* [Work to do] Print out each record below, unaltered and complete, without its images.

··· Supplied records

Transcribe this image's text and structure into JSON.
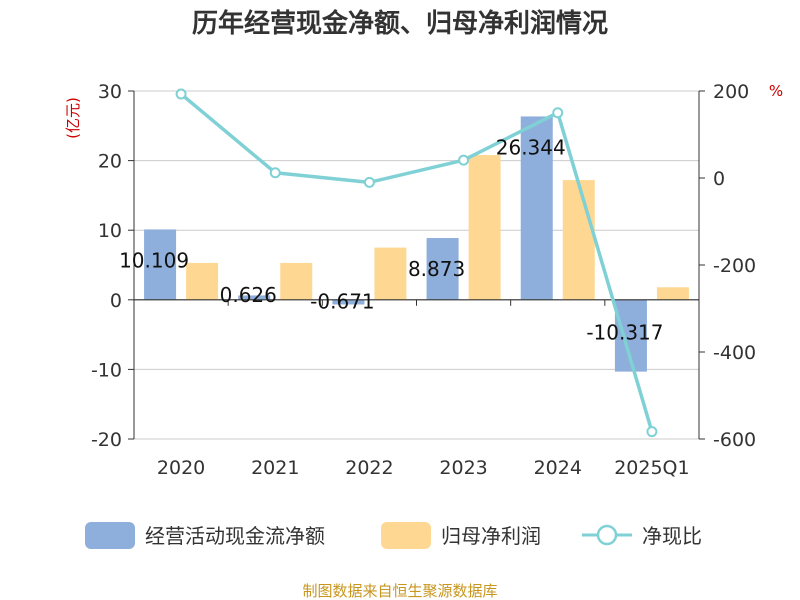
{
  "chart_data": {
    "type": "bar+line",
    "title": "历年经营现金净额、归母净利润情况",
    "categories": [
      "2020",
      "2021",
      "2022",
      "2023",
      "2024",
      "2025Q1"
    ],
    "y_left": {
      "unit": "(亿元)",
      "range": [
        -20,
        30
      ],
      "ticks": [
        30,
        20,
        10,
        0,
        -10,
        -20
      ]
    },
    "y_right": {
      "unit": "%",
      "range": [
        -600,
        200
      ],
      "ticks": [
        200,
        0,
        -200,
        -400,
        -600
      ]
    },
    "series": [
      {
        "name": "经营活动现金流净额",
        "kind": "bar",
        "axis": "left",
        "color": "#8eaedb",
        "values": [
          10.109,
          0.626,
          -0.671,
          8.873,
          26.344,
          -10.317
        ],
        "labels": [
          "10.109",
          "0.626",
          "-0.671",
          "8.873",
          "26.344",
          "-10.317"
        ]
      },
      {
        "name": "归母净利润",
        "kind": "bar",
        "axis": "left",
        "color": "#fed892",
        "values": [
          5.3,
          5.3,
          7.5,
          20.8,
          17.2,
          1.8
        ]
      },
      {
        "name": "净现比",
        "kind": "line",
        "axis": "right",
        "color": "#7fd1d5",
        "values": [
          193,
          12,
          -10,
          41,
          150,
          -583
        ]
      }
    ],
    "grid": true,
    "legend_position": "bottom"
  },
  "source": "制图数据来自恒生聚源数据库"
}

······

* [Solution to this problem]
Transcribe this image's text and structure into JSON.
{
  "chart_data": {
    "type": "bar+line",
    "title": "历年经营现金净额、归母净利润情况",
    "categories": [
      "2020",
      "2021",
      "2022",
      "2023",
      "2024",
      "2025Q1"
    ],
    "y_left": {
      "unit": "(亿元)",
      "range": [
        -20,
        30
      ],
      "ticks": [
        30,
        20,
        10,
        0,
        -10,
        -20
      ]
    },
    "y_right": {
      "unit": "%",
      "range": [
        -600,
        200
      ],
      "ticks": [
        200,
        0,
        -200,
        -400,
        -600
      ]
    },
    "series": [
      {
        "name": "经营活动现金流净额",
        "kind": "bar",
        "axis": "left",
        "color": "#8eaedb",
        "values": [
          10.109,
          0.626,
          -0.671,
          8.873,
          26.344,
          -10.317
        ],
        "labels": [
          "10.109",
          "0.626",
          "-0.671",
          "8.873",
          "26.344",
          "-10.317"
        ]
      },
      {
        "name": "归母净利润",
        "kind": "bar",
        "axis": "left",
        "color": "#fed892",
        "values": [
          5.3,
          5.3,
          7.5,
          20.8,
          17.2,
          1.8
        ]
      },
      {
        "name": "净现比",
        "kind": "line",
        "axis": "right",
        "color": "#7fd1d5",
        "values": [
          193,
          12,
          -10,
          41,
          150,
          -583
        ]
      }
    ],
    "grid": true,
    "legend_position": "bottom"
  },
  "source": "制图数据来自恒生聚源数据库"
}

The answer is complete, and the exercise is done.